**Written request A:**
Write out the passage on historical cycles from "It isn't until" to "life on Earth.", word for word.

**Quoted text:**
Our lifespans just aren't long enough.

It all keeps cycling, but when it happens, the individual living humans have never seen it before, ever.

Even if you read history, it's like... "This seems like stuff I've read about happening, but... nah! It can't be happening in MY time! MY society? The one I grew up with? That wouldn't happen HERE!"

It isn't until you actually experience a thing that you're able to say, "Right, I see now. It really does go that way."

I think it's Glubb who makes the point that it's a 250-year cycle for empires to rise to the "world power" position then fall back down, with that being about 10 human generations on average. Each new generation being born is born into a totally different stage of the empire and has never experienced the events of the past that the previous generations experienced. Those events get forgotten into the mists of history, with the younger generations fated to repeat them when their times come.

This is why Ecclesiastes is my favorite book of the Bible. Some people call it hopeless or fatalistic, but I think it's rather a beautiful reflection of the timeless cycling of life on Earth.

**Written request B:**
Reproduce the records word for word, starting at their first line and ending with the line containing "phone-number: +00 123", including that line.

**Raw data:**
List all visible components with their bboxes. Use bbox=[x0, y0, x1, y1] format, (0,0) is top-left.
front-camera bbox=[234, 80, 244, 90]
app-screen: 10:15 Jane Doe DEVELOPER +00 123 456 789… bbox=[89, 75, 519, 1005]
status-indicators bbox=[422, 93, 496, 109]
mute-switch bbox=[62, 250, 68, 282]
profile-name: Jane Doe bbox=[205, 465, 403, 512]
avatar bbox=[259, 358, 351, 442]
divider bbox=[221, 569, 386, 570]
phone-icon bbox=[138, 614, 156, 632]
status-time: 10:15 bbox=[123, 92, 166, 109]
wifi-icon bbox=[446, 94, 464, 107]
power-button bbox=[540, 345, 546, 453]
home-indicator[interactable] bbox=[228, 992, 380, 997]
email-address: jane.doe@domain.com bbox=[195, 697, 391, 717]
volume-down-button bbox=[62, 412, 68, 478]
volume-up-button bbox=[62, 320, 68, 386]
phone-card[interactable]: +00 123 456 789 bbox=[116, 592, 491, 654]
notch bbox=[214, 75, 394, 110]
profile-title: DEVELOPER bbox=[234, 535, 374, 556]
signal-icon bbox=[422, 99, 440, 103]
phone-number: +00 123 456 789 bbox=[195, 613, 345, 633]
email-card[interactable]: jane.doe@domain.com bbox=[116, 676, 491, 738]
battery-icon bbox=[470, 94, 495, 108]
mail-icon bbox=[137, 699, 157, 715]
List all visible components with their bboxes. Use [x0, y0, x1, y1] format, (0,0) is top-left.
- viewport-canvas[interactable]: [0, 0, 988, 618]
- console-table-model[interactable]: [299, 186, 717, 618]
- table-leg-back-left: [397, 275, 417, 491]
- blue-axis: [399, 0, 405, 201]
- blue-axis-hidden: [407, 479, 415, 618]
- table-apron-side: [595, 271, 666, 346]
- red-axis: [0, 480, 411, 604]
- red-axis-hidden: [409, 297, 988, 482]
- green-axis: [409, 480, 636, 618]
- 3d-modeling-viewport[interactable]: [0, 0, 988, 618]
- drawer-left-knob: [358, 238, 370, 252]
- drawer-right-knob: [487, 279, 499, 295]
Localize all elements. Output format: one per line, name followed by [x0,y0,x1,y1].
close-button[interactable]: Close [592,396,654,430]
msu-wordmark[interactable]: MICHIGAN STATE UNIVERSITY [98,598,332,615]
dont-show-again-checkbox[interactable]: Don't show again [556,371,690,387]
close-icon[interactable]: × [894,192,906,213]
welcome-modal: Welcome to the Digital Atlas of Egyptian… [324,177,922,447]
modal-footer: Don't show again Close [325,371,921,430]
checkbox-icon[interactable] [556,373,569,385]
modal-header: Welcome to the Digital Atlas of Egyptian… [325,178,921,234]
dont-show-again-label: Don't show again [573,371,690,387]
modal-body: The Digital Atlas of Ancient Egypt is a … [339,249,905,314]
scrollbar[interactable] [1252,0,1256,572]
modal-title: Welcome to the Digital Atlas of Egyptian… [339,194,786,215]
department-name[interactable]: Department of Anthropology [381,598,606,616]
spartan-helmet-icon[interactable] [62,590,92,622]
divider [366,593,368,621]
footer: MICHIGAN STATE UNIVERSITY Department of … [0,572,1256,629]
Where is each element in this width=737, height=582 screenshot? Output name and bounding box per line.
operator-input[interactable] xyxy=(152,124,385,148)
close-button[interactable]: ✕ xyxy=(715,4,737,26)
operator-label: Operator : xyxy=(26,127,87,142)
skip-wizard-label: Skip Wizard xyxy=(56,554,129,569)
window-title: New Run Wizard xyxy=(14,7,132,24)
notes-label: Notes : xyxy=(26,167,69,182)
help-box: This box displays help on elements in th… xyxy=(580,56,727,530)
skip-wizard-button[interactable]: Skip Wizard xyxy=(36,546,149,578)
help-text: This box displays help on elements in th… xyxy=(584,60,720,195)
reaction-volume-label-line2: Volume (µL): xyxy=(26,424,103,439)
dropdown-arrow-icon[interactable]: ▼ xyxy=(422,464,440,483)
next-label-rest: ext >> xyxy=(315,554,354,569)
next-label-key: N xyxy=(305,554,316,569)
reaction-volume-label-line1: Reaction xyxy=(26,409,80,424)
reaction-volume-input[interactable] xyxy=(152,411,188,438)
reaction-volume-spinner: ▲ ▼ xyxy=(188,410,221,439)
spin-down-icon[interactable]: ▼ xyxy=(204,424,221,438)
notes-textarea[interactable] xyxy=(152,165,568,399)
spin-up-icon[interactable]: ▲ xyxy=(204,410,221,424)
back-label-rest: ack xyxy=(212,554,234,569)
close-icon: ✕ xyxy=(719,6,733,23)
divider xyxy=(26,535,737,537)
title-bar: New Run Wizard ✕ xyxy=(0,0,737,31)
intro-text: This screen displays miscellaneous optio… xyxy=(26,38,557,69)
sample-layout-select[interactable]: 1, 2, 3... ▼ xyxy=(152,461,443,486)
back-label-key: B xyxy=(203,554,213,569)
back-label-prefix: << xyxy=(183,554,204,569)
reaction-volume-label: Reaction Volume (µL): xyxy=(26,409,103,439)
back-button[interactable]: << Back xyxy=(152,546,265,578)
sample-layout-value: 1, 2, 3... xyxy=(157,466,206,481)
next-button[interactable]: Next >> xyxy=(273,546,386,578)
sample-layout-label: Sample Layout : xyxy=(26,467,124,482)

**Correct response A:**
It isn't until you actually experience a thing that you're able to say, "Right, I see now. It really does go that way."

I think it's Glubb who makes the point that it's a 250-year cycle for empires to rise to the "world power" position then fall back down, with that being about 10 human generations on average. Each new generation being born is born into a totally different stage of the empire and has never experienced the events of the past that the previous generations experienced. Those events get forgotten into the mists of history, with the younger generations fated to repeat them when their times come.

This is why Ecclesiastes is my favorite book of the Bible. Some people call it hopeless or fatalistic, but I think it's rather a beautiful reflection of the timeless cycling of life on Earth.

**Correct response B:**
List all visible components with their bboxes. Use bbox=[x0, y0, x1, y1] format, (0,0) is top-left.
front-camera bbox=[234, 80, 244, 90]
app-screen: 10:15 Jane Doe DEVELOPER +00 123 456 789… bbox=[89, 75, 519, 1005]
status-indicators bbox=[422, 93, 496, 109]
mute-switch bbox=[62, 250, 68, 282]
profile-name: Jane Doe bbox=[205, 465, 403, 512]
avatar bbox=[259, 358, 351, 442]
divider bbox=[221, 569, 386, 570]
phone-icon bbox=[138, 614, 156, 632]
status-time: 10:15 bbox=[123, 92, 166, 109]
wifi-icon bbox=[446, 94, 464, 107]
power-button bbox=[540, 345, 546, 453]
home-indicator[interactable] bbox=[228, 992, 380, 997]
email-address: jane.doe@domain.com bbox=[195, 697, 391, 717]
volume-down-button bbox=[62, 412, 68, 478]
volume-up-button bbox=[62, 320, 68, 386]
phone-card[interactable]: +00 123 456 789 bbox=[116, 592, 491, 654]
notch bbox=[214, 75, 394, 110]
profile-title: DEVELOPER bbox=[234, 535, 374, 556]
signal-icon bbox=[422, 99, 440, 103]
phone-number: +00 123 456 789 bbox=[195, 613, 345, 633]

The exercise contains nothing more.